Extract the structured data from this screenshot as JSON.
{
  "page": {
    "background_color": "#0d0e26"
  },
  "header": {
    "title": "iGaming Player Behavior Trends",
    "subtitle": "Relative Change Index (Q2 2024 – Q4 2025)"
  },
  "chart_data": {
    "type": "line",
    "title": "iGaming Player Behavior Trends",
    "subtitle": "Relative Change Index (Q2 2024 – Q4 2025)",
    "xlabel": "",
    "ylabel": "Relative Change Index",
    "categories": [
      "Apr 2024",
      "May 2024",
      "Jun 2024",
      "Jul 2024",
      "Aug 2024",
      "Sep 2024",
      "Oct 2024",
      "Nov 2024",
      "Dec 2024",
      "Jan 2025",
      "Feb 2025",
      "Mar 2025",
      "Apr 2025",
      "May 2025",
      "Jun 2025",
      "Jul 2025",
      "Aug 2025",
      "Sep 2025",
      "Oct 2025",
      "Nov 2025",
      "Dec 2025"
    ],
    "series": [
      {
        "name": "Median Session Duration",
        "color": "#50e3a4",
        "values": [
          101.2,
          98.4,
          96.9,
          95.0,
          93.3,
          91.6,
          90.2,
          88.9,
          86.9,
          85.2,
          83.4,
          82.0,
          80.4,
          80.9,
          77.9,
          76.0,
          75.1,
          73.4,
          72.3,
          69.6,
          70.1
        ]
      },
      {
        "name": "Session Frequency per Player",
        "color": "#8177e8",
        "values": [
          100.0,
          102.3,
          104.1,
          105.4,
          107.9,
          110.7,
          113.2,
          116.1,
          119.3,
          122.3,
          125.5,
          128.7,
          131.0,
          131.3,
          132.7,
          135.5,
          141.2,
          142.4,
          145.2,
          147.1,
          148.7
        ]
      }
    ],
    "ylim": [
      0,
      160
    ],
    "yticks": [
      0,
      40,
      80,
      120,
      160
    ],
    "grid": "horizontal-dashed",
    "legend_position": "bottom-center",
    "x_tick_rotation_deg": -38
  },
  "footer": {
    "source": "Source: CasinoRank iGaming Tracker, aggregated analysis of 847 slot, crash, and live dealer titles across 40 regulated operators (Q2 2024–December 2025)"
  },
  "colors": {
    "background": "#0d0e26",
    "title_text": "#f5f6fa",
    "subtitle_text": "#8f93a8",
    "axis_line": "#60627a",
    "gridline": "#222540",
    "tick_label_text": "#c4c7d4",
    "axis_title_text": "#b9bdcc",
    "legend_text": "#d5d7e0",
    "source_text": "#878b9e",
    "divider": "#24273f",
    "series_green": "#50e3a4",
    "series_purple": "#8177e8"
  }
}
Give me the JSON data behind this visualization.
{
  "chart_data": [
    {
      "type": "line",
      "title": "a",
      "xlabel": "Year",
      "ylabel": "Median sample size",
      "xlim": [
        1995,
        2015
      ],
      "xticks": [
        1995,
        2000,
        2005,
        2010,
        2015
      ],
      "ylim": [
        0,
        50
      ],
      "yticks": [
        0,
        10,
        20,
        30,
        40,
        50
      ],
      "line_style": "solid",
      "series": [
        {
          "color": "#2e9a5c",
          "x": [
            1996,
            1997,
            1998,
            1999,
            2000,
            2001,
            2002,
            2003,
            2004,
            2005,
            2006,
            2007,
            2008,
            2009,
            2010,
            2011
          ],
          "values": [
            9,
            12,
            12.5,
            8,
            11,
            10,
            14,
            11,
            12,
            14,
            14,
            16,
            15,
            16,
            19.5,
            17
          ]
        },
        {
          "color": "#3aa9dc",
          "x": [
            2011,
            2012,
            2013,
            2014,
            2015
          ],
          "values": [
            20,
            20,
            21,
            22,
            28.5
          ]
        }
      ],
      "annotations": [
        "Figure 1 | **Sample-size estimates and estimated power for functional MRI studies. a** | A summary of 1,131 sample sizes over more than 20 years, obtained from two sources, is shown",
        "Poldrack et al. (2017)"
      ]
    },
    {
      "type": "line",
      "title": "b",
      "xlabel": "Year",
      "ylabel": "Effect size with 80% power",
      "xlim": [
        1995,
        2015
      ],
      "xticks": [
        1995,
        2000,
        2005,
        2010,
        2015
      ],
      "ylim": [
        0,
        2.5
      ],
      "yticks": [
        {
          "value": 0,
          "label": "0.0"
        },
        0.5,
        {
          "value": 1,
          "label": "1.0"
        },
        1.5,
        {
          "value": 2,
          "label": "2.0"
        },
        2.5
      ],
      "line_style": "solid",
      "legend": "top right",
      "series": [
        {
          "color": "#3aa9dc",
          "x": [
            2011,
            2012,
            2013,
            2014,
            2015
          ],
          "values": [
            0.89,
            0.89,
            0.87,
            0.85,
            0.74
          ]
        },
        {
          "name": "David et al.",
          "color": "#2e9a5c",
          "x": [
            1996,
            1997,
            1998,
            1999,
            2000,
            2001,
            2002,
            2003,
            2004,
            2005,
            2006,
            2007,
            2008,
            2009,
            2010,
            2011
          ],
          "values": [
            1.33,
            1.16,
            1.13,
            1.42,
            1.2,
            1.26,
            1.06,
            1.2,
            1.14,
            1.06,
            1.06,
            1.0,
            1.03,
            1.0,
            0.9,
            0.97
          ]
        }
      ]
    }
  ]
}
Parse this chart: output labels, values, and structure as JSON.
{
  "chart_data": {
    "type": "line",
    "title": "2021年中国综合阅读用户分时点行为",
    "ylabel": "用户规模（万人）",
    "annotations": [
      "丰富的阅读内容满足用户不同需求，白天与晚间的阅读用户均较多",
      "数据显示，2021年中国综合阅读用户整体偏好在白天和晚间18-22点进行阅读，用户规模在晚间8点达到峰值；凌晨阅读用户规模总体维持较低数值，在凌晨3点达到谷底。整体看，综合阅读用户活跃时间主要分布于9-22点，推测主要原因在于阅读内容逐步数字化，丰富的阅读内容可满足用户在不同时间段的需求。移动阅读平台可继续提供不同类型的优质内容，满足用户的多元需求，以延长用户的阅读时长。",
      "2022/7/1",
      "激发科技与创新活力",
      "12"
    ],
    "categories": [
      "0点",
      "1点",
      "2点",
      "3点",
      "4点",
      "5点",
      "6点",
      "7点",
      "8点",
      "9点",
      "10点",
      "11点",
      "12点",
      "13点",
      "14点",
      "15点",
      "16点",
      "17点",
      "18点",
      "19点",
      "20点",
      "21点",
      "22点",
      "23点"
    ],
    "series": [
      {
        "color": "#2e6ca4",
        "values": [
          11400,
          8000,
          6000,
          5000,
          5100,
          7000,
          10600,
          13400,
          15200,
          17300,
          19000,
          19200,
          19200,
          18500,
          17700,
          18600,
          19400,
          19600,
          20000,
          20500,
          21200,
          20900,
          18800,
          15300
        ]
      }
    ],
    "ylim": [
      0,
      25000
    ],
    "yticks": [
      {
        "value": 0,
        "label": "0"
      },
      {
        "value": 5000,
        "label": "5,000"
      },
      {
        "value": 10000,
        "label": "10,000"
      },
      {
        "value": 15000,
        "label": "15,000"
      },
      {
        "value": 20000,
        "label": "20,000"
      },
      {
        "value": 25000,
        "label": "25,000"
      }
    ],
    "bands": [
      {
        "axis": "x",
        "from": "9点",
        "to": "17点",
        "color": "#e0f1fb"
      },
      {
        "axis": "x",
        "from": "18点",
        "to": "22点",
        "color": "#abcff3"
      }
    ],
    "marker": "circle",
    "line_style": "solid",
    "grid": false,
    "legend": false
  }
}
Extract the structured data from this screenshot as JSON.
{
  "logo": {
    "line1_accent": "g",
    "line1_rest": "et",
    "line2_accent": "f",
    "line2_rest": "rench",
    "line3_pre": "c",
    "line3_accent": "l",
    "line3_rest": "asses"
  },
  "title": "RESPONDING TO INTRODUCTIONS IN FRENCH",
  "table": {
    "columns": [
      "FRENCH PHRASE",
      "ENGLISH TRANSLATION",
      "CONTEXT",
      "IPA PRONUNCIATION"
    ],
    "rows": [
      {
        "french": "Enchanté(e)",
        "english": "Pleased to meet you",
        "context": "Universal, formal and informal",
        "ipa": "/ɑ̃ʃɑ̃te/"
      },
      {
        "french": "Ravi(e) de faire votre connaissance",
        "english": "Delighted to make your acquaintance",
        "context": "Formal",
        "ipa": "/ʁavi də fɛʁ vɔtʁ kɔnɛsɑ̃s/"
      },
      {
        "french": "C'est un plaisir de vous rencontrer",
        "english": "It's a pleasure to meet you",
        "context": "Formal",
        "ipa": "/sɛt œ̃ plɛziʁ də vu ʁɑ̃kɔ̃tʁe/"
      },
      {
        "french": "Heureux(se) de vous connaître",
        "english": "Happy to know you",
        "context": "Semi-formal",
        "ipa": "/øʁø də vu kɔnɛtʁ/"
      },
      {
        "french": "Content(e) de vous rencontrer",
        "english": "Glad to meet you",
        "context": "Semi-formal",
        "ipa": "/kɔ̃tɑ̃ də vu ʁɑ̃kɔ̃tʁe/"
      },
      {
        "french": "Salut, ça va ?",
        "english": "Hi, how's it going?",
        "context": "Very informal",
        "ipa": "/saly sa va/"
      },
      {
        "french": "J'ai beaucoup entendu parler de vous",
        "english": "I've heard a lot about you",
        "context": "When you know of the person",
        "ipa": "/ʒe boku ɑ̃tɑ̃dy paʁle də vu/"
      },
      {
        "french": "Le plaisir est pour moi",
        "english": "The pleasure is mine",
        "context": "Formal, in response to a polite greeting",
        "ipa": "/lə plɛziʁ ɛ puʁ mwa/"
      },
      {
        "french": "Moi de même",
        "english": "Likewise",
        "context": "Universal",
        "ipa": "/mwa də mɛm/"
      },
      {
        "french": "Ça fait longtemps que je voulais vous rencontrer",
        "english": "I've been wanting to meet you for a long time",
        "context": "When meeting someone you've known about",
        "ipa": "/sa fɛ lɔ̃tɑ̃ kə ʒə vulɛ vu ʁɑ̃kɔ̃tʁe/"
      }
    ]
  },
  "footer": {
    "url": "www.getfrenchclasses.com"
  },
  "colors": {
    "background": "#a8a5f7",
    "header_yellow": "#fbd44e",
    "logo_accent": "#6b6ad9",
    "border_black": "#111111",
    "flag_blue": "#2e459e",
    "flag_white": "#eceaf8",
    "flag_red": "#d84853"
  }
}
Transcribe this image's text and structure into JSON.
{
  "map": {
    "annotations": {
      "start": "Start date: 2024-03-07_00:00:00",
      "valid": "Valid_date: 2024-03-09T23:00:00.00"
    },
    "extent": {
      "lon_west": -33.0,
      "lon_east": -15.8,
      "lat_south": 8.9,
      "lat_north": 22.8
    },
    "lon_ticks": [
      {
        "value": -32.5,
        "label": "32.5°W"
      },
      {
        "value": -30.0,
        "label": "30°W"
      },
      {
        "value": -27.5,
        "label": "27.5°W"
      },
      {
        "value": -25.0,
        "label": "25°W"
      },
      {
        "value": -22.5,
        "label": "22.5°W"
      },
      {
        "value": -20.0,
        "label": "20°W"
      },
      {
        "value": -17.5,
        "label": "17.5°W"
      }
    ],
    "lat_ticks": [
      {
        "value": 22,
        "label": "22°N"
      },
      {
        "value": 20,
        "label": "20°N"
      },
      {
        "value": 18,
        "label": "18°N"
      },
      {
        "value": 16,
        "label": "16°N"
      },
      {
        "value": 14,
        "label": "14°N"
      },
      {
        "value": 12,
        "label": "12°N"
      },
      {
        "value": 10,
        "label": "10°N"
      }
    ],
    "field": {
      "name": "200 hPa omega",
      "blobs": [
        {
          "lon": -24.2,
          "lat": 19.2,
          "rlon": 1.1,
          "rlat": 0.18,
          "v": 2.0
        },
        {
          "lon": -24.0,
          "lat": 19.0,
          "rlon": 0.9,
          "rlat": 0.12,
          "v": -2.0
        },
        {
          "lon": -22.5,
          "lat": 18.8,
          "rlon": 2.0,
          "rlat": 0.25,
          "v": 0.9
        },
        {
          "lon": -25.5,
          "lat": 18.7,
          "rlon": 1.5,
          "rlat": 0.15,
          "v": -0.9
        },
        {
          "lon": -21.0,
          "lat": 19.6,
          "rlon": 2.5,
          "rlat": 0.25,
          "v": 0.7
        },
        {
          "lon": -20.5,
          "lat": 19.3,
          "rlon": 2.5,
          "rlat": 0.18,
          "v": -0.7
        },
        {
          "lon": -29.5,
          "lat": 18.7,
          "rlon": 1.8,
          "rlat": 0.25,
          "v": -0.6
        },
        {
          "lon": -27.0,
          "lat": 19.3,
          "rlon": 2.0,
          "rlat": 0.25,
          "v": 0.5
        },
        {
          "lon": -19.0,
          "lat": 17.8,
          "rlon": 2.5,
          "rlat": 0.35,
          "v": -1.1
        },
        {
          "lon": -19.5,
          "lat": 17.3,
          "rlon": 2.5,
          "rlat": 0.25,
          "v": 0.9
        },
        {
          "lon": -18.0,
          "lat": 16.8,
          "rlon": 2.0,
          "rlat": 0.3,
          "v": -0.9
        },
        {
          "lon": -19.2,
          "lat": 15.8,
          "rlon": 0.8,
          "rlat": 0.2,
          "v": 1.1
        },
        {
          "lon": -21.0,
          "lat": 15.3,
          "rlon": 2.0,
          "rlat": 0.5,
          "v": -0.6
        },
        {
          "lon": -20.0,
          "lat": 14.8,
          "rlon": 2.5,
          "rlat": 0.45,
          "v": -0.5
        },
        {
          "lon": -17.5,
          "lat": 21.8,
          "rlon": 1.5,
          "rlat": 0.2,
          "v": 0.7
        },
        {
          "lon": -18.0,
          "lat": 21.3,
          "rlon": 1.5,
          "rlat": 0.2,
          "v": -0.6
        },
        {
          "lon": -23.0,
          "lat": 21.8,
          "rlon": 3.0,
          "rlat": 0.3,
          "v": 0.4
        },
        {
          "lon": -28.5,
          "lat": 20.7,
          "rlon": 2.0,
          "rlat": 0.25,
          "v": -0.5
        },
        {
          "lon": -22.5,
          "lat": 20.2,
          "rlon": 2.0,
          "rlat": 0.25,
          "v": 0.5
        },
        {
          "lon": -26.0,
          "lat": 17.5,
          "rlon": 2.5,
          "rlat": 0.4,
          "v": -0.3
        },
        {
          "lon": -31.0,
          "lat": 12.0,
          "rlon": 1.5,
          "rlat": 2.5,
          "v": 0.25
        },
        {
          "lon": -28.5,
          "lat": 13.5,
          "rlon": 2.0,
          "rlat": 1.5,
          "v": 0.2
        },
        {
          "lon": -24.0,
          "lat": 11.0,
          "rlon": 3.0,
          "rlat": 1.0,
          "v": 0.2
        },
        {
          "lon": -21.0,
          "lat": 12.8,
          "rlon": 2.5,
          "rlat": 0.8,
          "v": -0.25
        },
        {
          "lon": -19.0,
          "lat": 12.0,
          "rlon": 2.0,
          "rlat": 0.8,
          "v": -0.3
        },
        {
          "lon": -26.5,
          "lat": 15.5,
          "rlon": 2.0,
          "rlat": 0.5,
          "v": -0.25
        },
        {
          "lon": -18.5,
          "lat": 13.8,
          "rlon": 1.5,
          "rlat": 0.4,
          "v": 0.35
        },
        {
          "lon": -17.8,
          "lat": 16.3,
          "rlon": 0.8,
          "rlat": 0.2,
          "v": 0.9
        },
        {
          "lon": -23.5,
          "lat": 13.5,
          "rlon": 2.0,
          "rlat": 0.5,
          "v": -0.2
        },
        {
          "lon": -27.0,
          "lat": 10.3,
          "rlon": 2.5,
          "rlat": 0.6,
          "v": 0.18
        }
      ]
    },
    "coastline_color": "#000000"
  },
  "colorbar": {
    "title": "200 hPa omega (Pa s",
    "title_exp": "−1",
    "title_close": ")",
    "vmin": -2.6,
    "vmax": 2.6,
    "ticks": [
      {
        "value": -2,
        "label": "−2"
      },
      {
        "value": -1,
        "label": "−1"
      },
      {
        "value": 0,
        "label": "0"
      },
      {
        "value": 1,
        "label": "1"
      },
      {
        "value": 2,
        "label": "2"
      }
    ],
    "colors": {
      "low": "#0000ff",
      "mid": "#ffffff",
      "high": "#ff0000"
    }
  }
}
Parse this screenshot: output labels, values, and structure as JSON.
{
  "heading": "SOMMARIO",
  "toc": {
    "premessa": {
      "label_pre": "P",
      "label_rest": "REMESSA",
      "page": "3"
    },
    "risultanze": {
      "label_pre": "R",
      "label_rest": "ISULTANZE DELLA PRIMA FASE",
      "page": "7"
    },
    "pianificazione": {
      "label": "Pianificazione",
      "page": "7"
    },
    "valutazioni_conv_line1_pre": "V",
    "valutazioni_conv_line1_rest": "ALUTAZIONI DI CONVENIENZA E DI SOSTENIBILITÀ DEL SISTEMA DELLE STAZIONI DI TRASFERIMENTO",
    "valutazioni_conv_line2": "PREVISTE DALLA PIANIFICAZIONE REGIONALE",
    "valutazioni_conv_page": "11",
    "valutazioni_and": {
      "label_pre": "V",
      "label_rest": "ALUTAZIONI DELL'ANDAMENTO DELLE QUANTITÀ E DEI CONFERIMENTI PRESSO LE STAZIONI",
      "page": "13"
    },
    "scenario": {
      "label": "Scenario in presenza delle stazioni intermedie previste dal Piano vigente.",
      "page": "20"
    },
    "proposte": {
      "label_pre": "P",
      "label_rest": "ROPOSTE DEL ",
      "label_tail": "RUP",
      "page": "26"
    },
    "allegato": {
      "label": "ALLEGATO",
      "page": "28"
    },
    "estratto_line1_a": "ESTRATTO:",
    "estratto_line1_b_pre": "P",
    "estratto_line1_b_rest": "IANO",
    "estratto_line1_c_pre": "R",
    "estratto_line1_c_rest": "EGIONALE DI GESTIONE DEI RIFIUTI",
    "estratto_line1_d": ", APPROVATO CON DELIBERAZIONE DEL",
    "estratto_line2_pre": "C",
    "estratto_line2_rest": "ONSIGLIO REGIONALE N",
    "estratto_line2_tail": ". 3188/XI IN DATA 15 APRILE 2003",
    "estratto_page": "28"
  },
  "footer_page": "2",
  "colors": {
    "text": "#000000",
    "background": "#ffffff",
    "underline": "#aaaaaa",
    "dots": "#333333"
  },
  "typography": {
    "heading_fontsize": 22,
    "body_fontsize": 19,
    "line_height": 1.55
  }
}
══════════════════════════════
Direction | Tally the lines of the preceding listing in which the word "REGIONALE" appears; state nothing but the total.

Exercise solution | 2